=== Dataset content ===

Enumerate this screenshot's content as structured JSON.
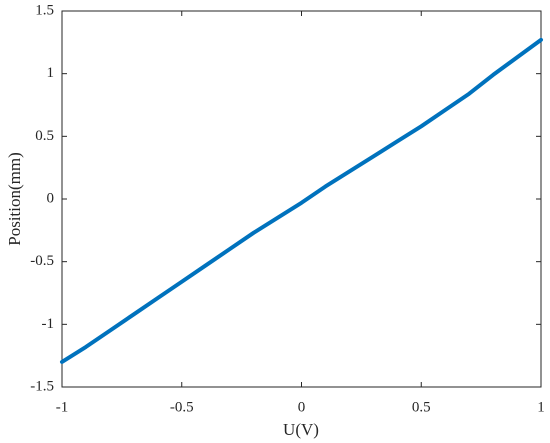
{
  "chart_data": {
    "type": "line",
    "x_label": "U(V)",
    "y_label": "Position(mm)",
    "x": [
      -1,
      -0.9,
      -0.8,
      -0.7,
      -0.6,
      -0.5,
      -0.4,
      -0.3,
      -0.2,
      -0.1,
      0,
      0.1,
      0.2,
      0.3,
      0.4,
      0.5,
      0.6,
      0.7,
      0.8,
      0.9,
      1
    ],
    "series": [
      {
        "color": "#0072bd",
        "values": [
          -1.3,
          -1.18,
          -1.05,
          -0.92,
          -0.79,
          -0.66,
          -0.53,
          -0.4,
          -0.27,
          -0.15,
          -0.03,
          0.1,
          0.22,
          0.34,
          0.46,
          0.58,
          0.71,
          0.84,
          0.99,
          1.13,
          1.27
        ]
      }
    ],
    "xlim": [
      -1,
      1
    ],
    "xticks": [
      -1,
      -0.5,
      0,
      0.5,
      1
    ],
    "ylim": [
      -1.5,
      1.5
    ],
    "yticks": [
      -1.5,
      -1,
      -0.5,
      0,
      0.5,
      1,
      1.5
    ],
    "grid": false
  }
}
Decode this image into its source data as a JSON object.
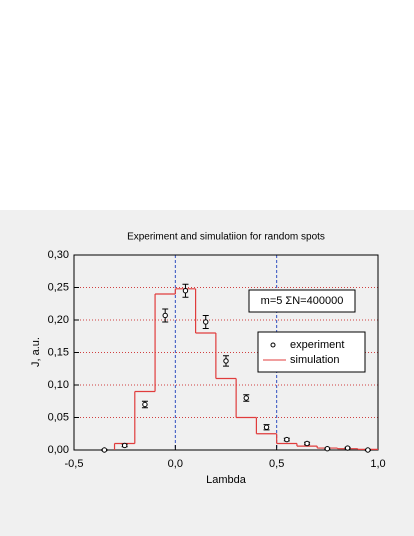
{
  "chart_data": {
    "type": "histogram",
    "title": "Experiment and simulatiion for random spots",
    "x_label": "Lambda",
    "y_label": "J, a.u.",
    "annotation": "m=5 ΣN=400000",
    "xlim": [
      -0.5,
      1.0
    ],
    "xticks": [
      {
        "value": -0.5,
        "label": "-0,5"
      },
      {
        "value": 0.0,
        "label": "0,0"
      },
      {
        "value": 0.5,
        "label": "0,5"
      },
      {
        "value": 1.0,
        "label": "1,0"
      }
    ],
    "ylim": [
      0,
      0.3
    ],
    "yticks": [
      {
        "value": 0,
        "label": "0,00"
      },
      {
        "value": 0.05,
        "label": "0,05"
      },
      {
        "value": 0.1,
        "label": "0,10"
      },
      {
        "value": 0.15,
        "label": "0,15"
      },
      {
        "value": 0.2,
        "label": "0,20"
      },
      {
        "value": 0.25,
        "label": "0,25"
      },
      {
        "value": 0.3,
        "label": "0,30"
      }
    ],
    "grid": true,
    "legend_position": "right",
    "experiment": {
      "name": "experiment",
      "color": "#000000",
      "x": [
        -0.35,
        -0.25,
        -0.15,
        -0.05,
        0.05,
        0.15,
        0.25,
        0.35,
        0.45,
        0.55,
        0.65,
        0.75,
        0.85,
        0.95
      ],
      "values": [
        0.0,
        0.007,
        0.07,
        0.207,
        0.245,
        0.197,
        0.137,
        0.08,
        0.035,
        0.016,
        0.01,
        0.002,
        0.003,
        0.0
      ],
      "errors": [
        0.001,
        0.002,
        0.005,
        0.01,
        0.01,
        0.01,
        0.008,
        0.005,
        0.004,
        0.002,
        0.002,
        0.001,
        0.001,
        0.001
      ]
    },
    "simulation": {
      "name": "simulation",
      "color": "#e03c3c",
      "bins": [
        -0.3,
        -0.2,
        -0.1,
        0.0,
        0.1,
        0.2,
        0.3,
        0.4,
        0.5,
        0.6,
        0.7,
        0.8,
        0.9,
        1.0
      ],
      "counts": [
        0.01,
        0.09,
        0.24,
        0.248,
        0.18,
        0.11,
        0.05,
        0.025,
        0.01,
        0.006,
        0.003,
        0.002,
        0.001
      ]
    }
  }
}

===

Instruction: From the listing above, print every entry precisely and drop the pictures.

Reply:
Enumerate this screenshot's content as structured JSON.
{
  "chart_data": {
    "type": "line",
    "x_label": "U(V)",
    "y_label": "Position(mm)",
    "x": [
      -1,
      -0.9,
      -0.8,
      -0.7,
      -0.6,
      -0.5,
      -0.4,
      -0.3,
      -0.2,
      -0.1,
      0,
      0.1,
      0.2,
      0.3,
      0.4,
      0.5,
      0.6,
      0.7,
      0.8,
      0.9,
      1
    ],
    "series": [
      {
        "color": "#0072bd",
        "values": [
          -1.3,
          -1.18,
          -1.05,
          -0.92,
          -0.79,
          -0.66,
          -0.53,
          -0.4,
          -0.27,
          -0.15,
          -0.03,
          0.1,
          0.22,
          0.34,
          0.46,
          0.58,
          0.71,
          0.84,
          0.99,
          1.13,
          1.27
        ]
      }
    ],
    "xlim": [
      -1,
      1
    ],
    "xticks": [
      -1,
      -0.5,
      0,
      0.5,
      1
    ],
    "ylim": [
      -1.5,
      1.5
    ],
    "yticks": [
      -1.5,
      -1,
      -0.5,
      0,
      0.5,
      1,
      1.5
    ],
    "grid": false
  }
}
Decode this image into its source data as a JSON object.
{
  "chart_data": {
    "type": "histogram",
    "title": "Experiment and simulatiion for random spots",
    "x_label": "Lambda",
    "y_label": "J, a.u.",
    "annotation": "m=5 ΣN=400000",
    "xlim": [
      -0.5,
      1.0
    ],
    "xticks": [
      {
        "value": -0.5,
        "label": "-0,5"
      },
      {
        "value": 0.0,
        "label": "0,0"
      },
      {
        "value": 0.5,
        "label": "0,5"
      },
      {
        "value": 1.0,
        "label": "1,0"
      }
    ],
    "ylim": [
      0,
      0.3
    ],
    "yticks": [
      {
        "value": 0,
        "label": "0,00"
      },
      {
        "value": 0.05,
        "label": "0,05"
      },
      {
        "value": 0.1,
        "label": "0,10"
      },
      {
        "value": 0.15,
        "label": "0,15"
      },
      {
        "value": 0.2,
        "label": "0,20"
      },
      {
        "value": 0.25,
        "label": "0,25"
      },
      {
        "value": 0.3,
        "label": "0,30"
      }
    ],
    "grid": true,
    "legend_position": "right",
    "experiment": {
      "name": "experiment",
      "color": "#000000",
      "x": [
        -0.35,
        -0.25,
        -0.15,
        -0.05,
        0.05,
        0.15,
        0.25,
        0.35,
        0.45,
        0.55,
        0.65,
        0.75,
        0.85,
        0.95
      ],
      "values": [
        0.0,
        0.007,
        0.07,
        0.207,
        0.245,
        0.197,
        0.137,
        0.08,
        0.035,
        0.016,
        0.01,
        0.002,
        0.003,
        0.0
      ],
      "errors": [
        0.001,
        0.002,
        0.005,
        0.01,
        0.01,
        0.01,
        0.008,
        0.005,
        0.004,
        0.002,
        0.002,
        0.001,
        0.001,
        0.001
      ]
    },
    "simulation": {
      "name": "simulation",
      "color": "#e03c3c",
      "bins": [
        -0.3,
        -0.2,
        -0.1,
        0.0,
        0.1,
        0.2,
        0.3,
        0.4,
        0.5,
        0.6,
        0.7,
        0.8,
        0.9,
        1.0
      ],
      "counts": [
        0.01,
        0.09,
        0.24,
        0.248,
        0.18,
        0.11,
        0.05,
        0.025,
        0.01,
        0.006,
        0.003,
        0.002,
        0.001
      ]
    }
  }
}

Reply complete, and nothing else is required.